» **Exercise description**: Keep only the lines of the listing that include the word "colors", and copy them.

[Figure record extracts]
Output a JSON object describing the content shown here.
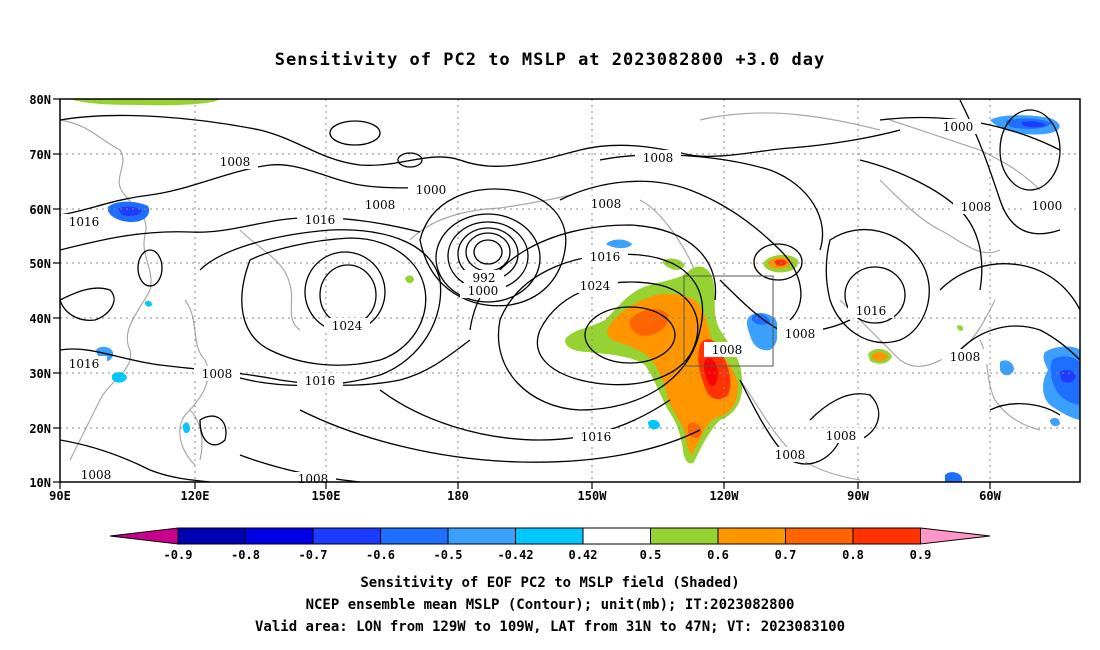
{
  "title": "Sensitivity of PC2 to MSLP at 2023082800 +3.0 day",
  "axes": {
    "lon_labels": [
      "90E",
      "120E",
      "150E",
      "180",
      "150W",
      "120W",
      "90W",
      "60W"
    ],
    "lat_labels": [
      "80N",
      "70N",
      "60N",
      "50N",
      "40N",
      "30N",
      "20N",
      "10N"
    ]
  },
  "colorbar": {
    "tick_labels": [
      "-0.9",
      "-0.8",
      "-0.7",
      "-0.6",
      "-0.5",
      "-0.42",
      "0.42",
      "0.5",
      "0.6",
      "0.7",
      "0.8",
      "0.9"
    ],
    "colors": [
      "#c8008c",
      "#0000b4",
      "#0000e6",
      "#1e3cff",
      "#1e6eff",
      "#3ca0ff",
      "#00c8ff",
      "#ffffff",
      "#96d232",
      "#ff9600",
      "#ff6400",
      "#ff3200",
      "#ff0000",
      "#ff96c8"
    ]
  },
  "contour_labels": [
    "1008",
    "1000",
    "1016",
    "1008",
    "1016",
    "1024",
    "992",
    "1000",
    "1008",
    "1008",
    "1016",
    "1024",
    "1016",
    "1008",
    "1016",
    "1008",
    "1008",
    "1008",
    "1000",
    "1000",
    "1008",
    "1016",
    "1008",
    "1016",
    "1016",
    "1008",
    "1008",
    "1008"
  ],
  "footer": {
    "line1": "Sensitivity of EOF PC2 to MSLP field (Shaded)",
    "line2": "NCEP ensemble mean MSLP (Contour); unit(mb); IT:2023082800",
    "line3": "Valid area: LON from 129W to 109W, LAT from 31N to 47N; VT: 2023083100"
  },
  "valid_area": {
    "lon_from": "129W",
    "lon_to": "109W",
    "lat_from": "31N",
    "lat_to": "47N"
  }
}
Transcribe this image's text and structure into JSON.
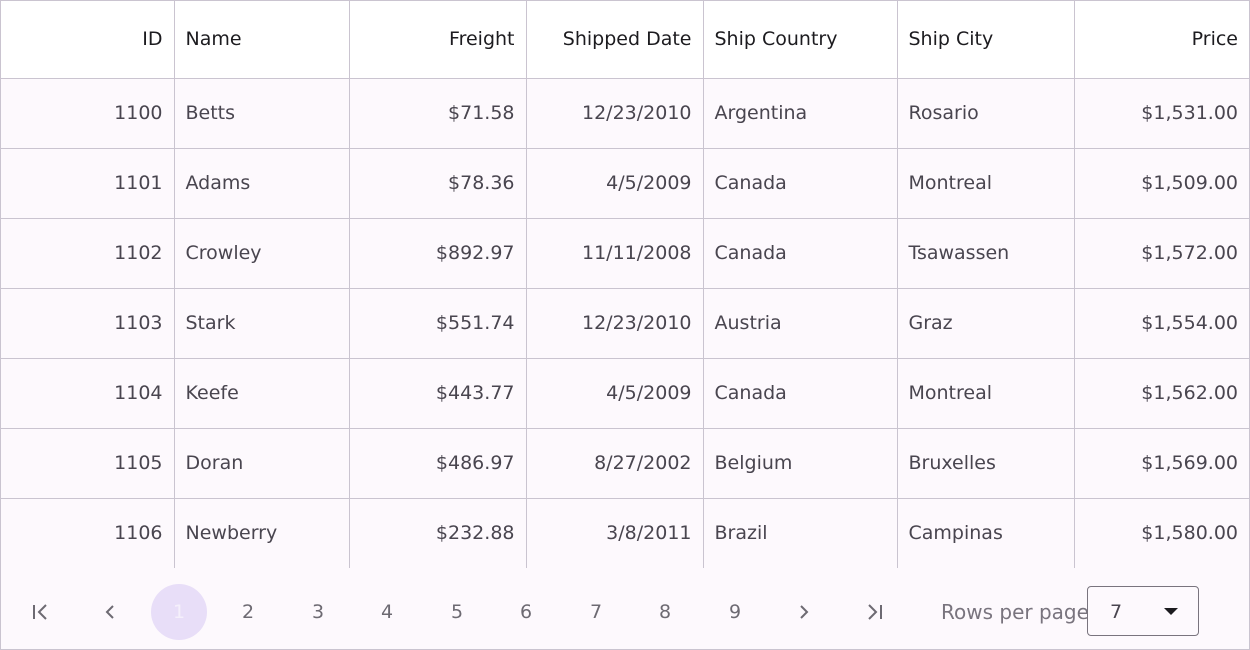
{
  "grid": {
    "columns": {
      "id": "ID",
      "name": "Name",
      "freight": "Freight",
      "shipped_date": "Shipped Date",
      "ship_country": "Ship Country",
      "ship_city": "Ship City",
      "price": "Price"
    },
    "rows": [
      {
        "id": "1100",
        "name": "Betts",
        "freight": "$71.58",
        "shipped_date": "12/23/2010",
        "ship_country": "Argentina",
        "ship_city": "Rosario",
        "price": "$1,531.00"
      },
      {
        "id": "1101",
        "name": "Adams",
        "freight": "$78.36",
        "shipped_date": "4/5/2009",
        "ship_country": "Canada",
        "ship_city": "Montreal",
        "price": "$1,509.00"
      },
      {
        "id": "1102",
        "name": "Crowley",
        "freight": "$892.97",
        "shipped_date": "11/11/2008",
        "ship_country": "Canada",
        "ship_city": "Tsawassen",
        "price": "$1,572.00"
      },
      {
        "id": "1103",
        "name": "Stark",
        "freight": "$551.74",
        "shipped_date": "12/23/2010",
        "ship_country": "Austria",
        "ship_city": "Graz",
        "price": "$1,554.00"
      },
      {
        "id": "1104",
        "name": "Keefe",
        "freight": "$443.77",
        "shipped_date": "4/5/2009",
        "ship_country": "Canada",
        "ship_city": "Montreal",
        "price": "$1,562.00"
      },
      {
        "id": "1105",
        "name": "Doran",
        "freight": "$486.97",
        "shipped_date": "8/27/2002",
        "ship_country": "Belgium",
        "ship_city": "Bruxelles",
        "price": "$1,569.00"
      },
      {
        "id": "1106",
        "name": "Newberry",
        "freight": "$232.88",
        "shipped_date": "3/8/2011",
        "ship_country": "Brazil",
        "ship_city": "Campinas",
        "price": "$1,580.00"
      }
    ]
  },
  "pager": {
    "first_icon": "first-page-icon",
    "prev_icon": "chevron-left-icon",
    "next_icon": "chevron-right-icon",
    "last_icon": "last-page-icon",
    "pages": [
      "1",
      "2",
      "3",
      "4",
      "5",
      "6",
      "7",
      "8",
      "9"
    ],
    "current_page": "1",
    "rows_per_page_label": "Rows per page",
    "rows_per_page_value": "7",
    "dropdown_icon": "caret-down-icon"
  },
  "colors": {
    "accent": "#e8def8",
    "border": "#cac4d0",
    "background": "#fdf9fd"
  }
}
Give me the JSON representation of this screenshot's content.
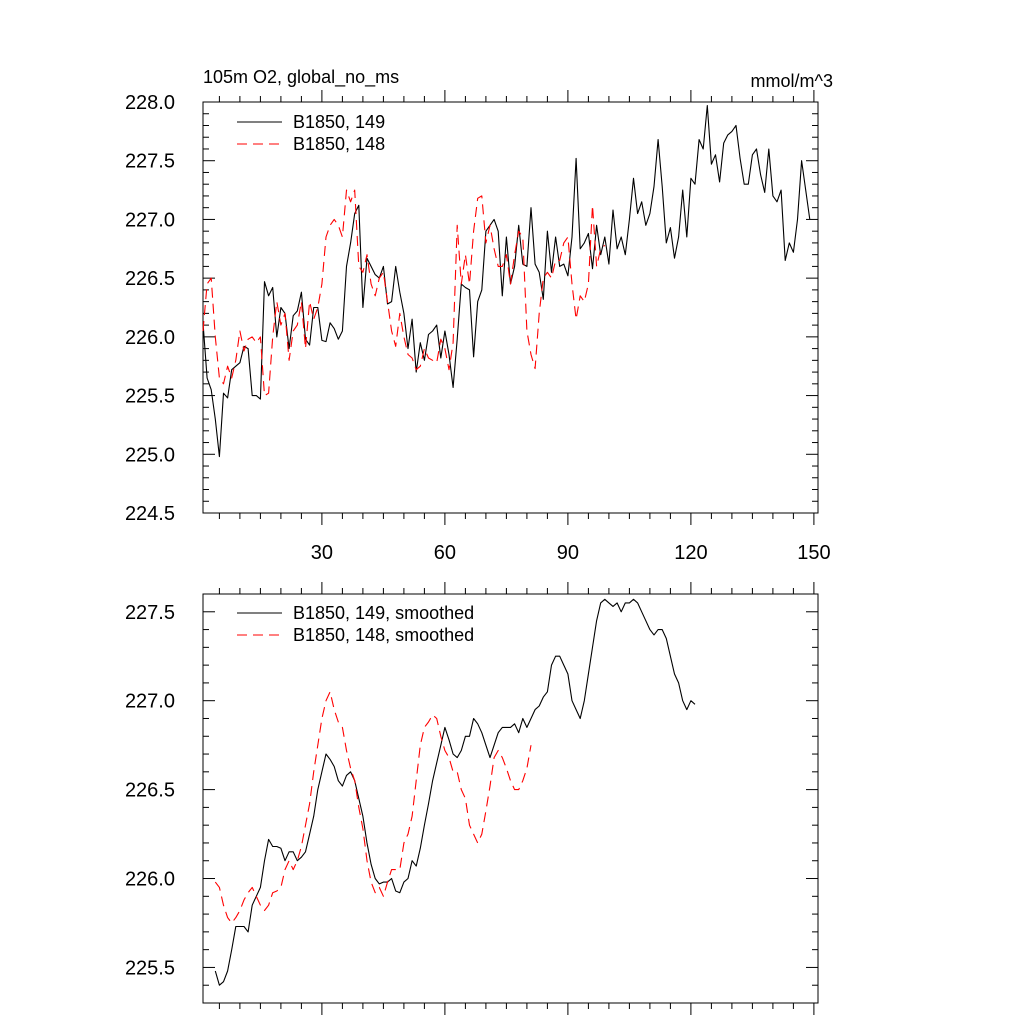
{
  "chart_data": [
    {
      "type": "line",
      "title": "105m O2, global_no_ms",
      "units": "mmol/m^3",
      "xlim": [
        1,
        151
      ],
      "ylim": [
        224.5,
        228.0
      ],
      "xticks": [
        30,
        60,
        90,
        120,
        150
      ],
      "xtick_labels": [
        "30",
        "60",
        "90",
        "120",
        "150"
      ],
      "yticks": [
        224.5,
        225.0,
        225.5,
        226.0,
        226.5,
        227.0,
        227.5,
        228.0
      ],
      "ytick_labels": [
        "224.5",
        "225.0",
        "225.5",
        "226.0",
        "226.5",
        "227.0",
        "227.5",
        "228.0"
      ],
      "legend_position": "top-left",
      "series": [
        {
          "name": "B1850, 149",
          "color": "#000000",
          "dash": "solid",
          "x_start": 1,
          "values": [
            226.12,
            225.65,
            225.55,
            225.3,
            224.98,
            225.52,
            225.48,
            225.72,
            225.75,
            225.78,
            225.92,
            225.9,
            225.5,
            225.5,
            225.47,
            226.47,
            226.35,
            226.42,
            226.0,
            226.25,
            226.2,
            225.9,
            226.18,
            226.22,
            226.38,
            225.98,
            225.93,
            226.25,
            226.25,
            225.97,
            225.96,
            226.12,
            226.07,
            225.98,
            226.05,
            226.6,
            226.8,
            227.05,
            227.12,
            226.25,
            226.67,
            226.6,
            226.53,
            226.5,
            226.6,
            226.28,
            226.3,
            226.6,
            226.38,
            226.2,
            225.9,
            226.15,
            225.7,
            225.95,
            225.8,
            226.02,
            226.05,
            226.1,
            225.82,
            226.05,
            225.85,
            225.57,
            225.98,
            226.45,
            226.42,
            226.4,
            225.83,
            226.3,
            226.4,
            226.9,
            226.95,
            227.0,
            226.9,
            226.35,
            226.85,
            226.45,
            226.6,
            226.95,
            226.62,
            226.6,
            227.1,
            226.62,
            226.55,
            226.32,
            226.9,
            226.55,
            226.85,
            226.6,
            226.62,
            226.52,
            226.85,
            227.52,
            226.75,
            226.8,
            226.88,
            226.58,
            226.95,
            226.7,
            226.85,
            226.62,
            227.08,
            226.75,
            226.85,
            226.7,
            227.0,
            227.35,
            227.05,
            227.15,
            226.95,
            227.05,
            227.28,
            227.68,
            227.28,
            226.8,
            226.93,
            226.67,
            226.85,
            227.25,
            226.85,
            227.35,
            227.3,
            227.68,
            227.6,
            227.97,
            227.47,
            227.55,
            227.32,
            227.65,
            227.72,
            227.75,
            227.8,
            227.52,
            227.3,
            227.3,
            227.55,
            227.6,
            227.38,
            227.23,
            227.6,
            227.2,
            227.15,
            227.25,
            226.65,
            226.8,
            226.72,
            227.0,
            227.5,
            227.25,
            227.0
          ]
        },
        {
          "name": "B1850, 148",
          "color": "#ff0000",
          "dash": "dashed",
          "x_start": 1,
          "values": [
            226.05,
            226.45,
            226.5,
            226.0,
            225.65,
            225.6,
            225.75,
            225.65,
            225.8,
            226.05,
            225.88,
            225.98,
            226.0,
            225.95,
            226.0,
            225.5,
            225.52,
            226.0,
            226.3,
            226.1,
            226.2,
            225.8,
            226.05,
            226.1,
            226.3,
            225.9,
            226.3,
            226.15,
            226.25,
            226.45,
            226.85,
            226.95,
            227.0,
            226.95,
            226.85,
            227.25,
            227.15,
            227.25,
            226.6,
            226.55,
            226.7,
            226.45,
            226.35,
            226.5,
            226.55,
            226.3,
            226.05,
            225.92,
            226.2,
            226.0,
            225.85,
            225.82,
            225.72,
            225.75,
            225.9,
            225.82,
            225.8,
            225.78,
            225.98,
            225.9,
            225.72,
            225.95,
            226.95,
            226.45,
            226.7,
            226.45,
            226.9,
            227.18,
            227.2,
            226.8,
            226.95,
            226.75,
            226.6,
            226.6,
            226.7,
            226.45,
            226.7,
            226.9,
            226.85,
            226.05,
            225.85,
            225.73,
            226.2,
            226.5,
            226.55,
            226.5,
            226.65,
            226.65,
            226.8,
            226.85,
            226.45,
            226.15,
            226.35,
            226.3,
            226.45,
            227.12,
            226.6,
            226.75,
            226.78
          ]
        }
      ]
    },
    {
      "type": "line",
      "xlim": [
        1,
        151
      ],
      "ylim": [
        225.3,
        227.6
      ],
      "xticks": [
        30,
        60,
        90,
        120,
        150
      ],
      "yticks": [
        225.5,
        226.0,
        226.5,
        227.0,
        227.5
      ],
      "ytick_labels": [
        "225.5",
        "226.0",
        "226.5",
        "227.0",
        "227.5"
      ],
      "legend_position": "top-left",
      "series": [
        {
          "name": "B1850, 149, smoothed",
          "color": "#000000",
          "dash": "solid",
          "x_start": 4,
          "values": [
            225.48,
            225.4,
            225.42,
            225.48,
            225.6,
            225.73,
            225.73,
            225.73,
            225.7,
            225.85,
            225.9,
            225.95,
            226.1,
            226.22,
            226.18,
            226.18,
            226.17,
            226.1,
            226.15,
            226.15,
            226.1,
            226.12,
            226.15,
            226.25,
            226.35,
            226.5,
            226.6,
            226.7,
            226.67,
            226.63,
            226.55,
            226.52,
            226.58,
            226.6,
            226.55,
            226.45,
            226.35,
            226.2,
            226.08,
            226.0,
            225.97,
            225.98,
            225.98,
            226.0,
            225.93,
            225.92,
            225.98,
            226.0,
            226.1,
            226.07,
            226.17,
            226.3,
            226.42,
            226.55,
            226.65,
            226.75,
            226.85,
            226.78,
            226.7,
            226.68,
            226.72,
            226.8,
            226.8,
            226.9,
            226.87,
            226.82,
            226.75,
            226.68,
            226.75,
            226.82,
            226.85,
            226.85,
            226.85,
            226.87,
            226.82,
            226.9,
            226.85,
            226.9,
            226.95,
            226.97,
            227.02,
            227.05,
            227.2,
            227.25,
            227.25,
            227.2,
            227.15,
            227.0,
            226.95,
            226.9,
            227.0,
            227.15,
            227.3,
            227.45,
            227.55,
            227.57,
            227.55,
            227.53,
            227.55,
            227.5,
            227.55,
            227.55,
            227.57,
            227.55,
            227.5,
            227.45,
            227.4,
            227.37,
            227.4,
            227.4,
            227.35,
            227.25,
            227.15,
            227.1,
            227.0,
            226.95,
            227.0,
            226.98
          ]
        },
        {
          "name": "B1850, 148, smoothed",
          "color": "#ff0000",
          "dash": "dashed",
          "x_start": 4,
          "values": [
            225.98,
            225.95,
            225.85,
            225.78,
            225.75,
            225.78,
            225.82,
            225.88,
            225.92,
            225.95,
            225.9,
            225.85,
            225.82,
            225.85,
            225.92,
            225.93,
            225.95,
            226.05,
            226.1,
            226.05,
            226.1,
            226.18,
            226.3,
            226.42,
            226.6,
            226.75,
            226.9,
            227.0,
            227.05,
            226.95,
            226.88,
            226.85,
            226.72,
            226.62,
            226.55,
            226.4,
            226.28,
            226.1,
            225.98,
            225.92,
            225.95,
            225.9,
            225.98,
            226.05,
            226.05,
            226.05,
            226.2,
            226.25,
            226.35,
            226.55,
            226.75,
            226.85,
            226.88,
            226.92,
            226.9,
            226.8,
            226.72,
            226.68,
            226.6,
            226.6,
            226.5,
            226.45,
            226.3,
            226.25,
            226.2,
            226.25,
            226.38,
            226.52,
            226.68,
            226.72,
            226.68,
            226.62,
            226.55,
            226.5,
            226.5,
            226.55,
            226.62,
            226.75
          ]
        }
      ]
    }
  ]
}
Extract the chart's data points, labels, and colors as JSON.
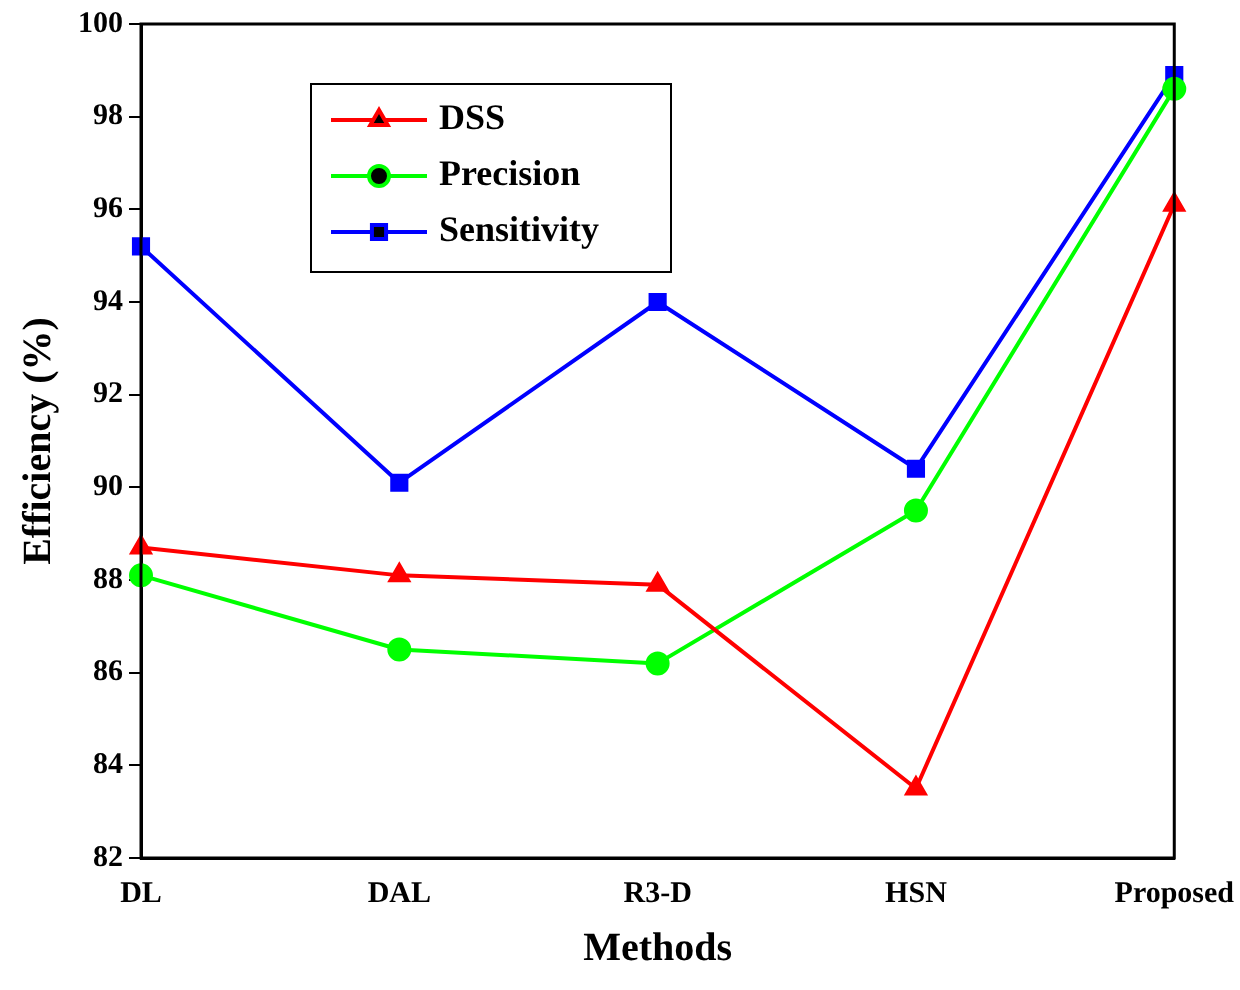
{
  "chart_data": {
    "type": "line",
    "xlabel": "Methods",
    "ylabel": "Efficiency (%)",
    "categories": [
      "DL",
      "DAL",
      "R3-D",
      "HSN",
      "Proposed"
    ],
    "series": [
      {
        "name": "DSS",
        "color": "#ff0000",
        "marker": "triangle",
        "values": [
          88.7,
          88.1,
          87.9,
          83.5,
          96.1
        ]
      },
      {
        "name": "Precision",
        "color": "#00ff00",
        "marker": "circle",
        "values": [
          88.1,
          86.5,
          86.2,
          89.5,
          98.6
        ]
      },
      {
        "name": "Sensitivity",
        "color": "#0000ff",
        "marker": "square",
        "values": [
          95.2,
          90.1,
          94.0,
          90.4,
          98.9
        ]
      }
    ],
    "ylim": [
      82,
      100
    ],
    "yticks": [
      82,
      84,
      86,
      88,
      90,
      92,
      94,
      96,
      98,
      100
    ],
    "grid": false,
    "legend": "top left",
    "line_style": "solid"
  }
}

» **Task solution**:
    "colors": [
  "colors": {
Extract the chart's data points, labels, and colors as JSON.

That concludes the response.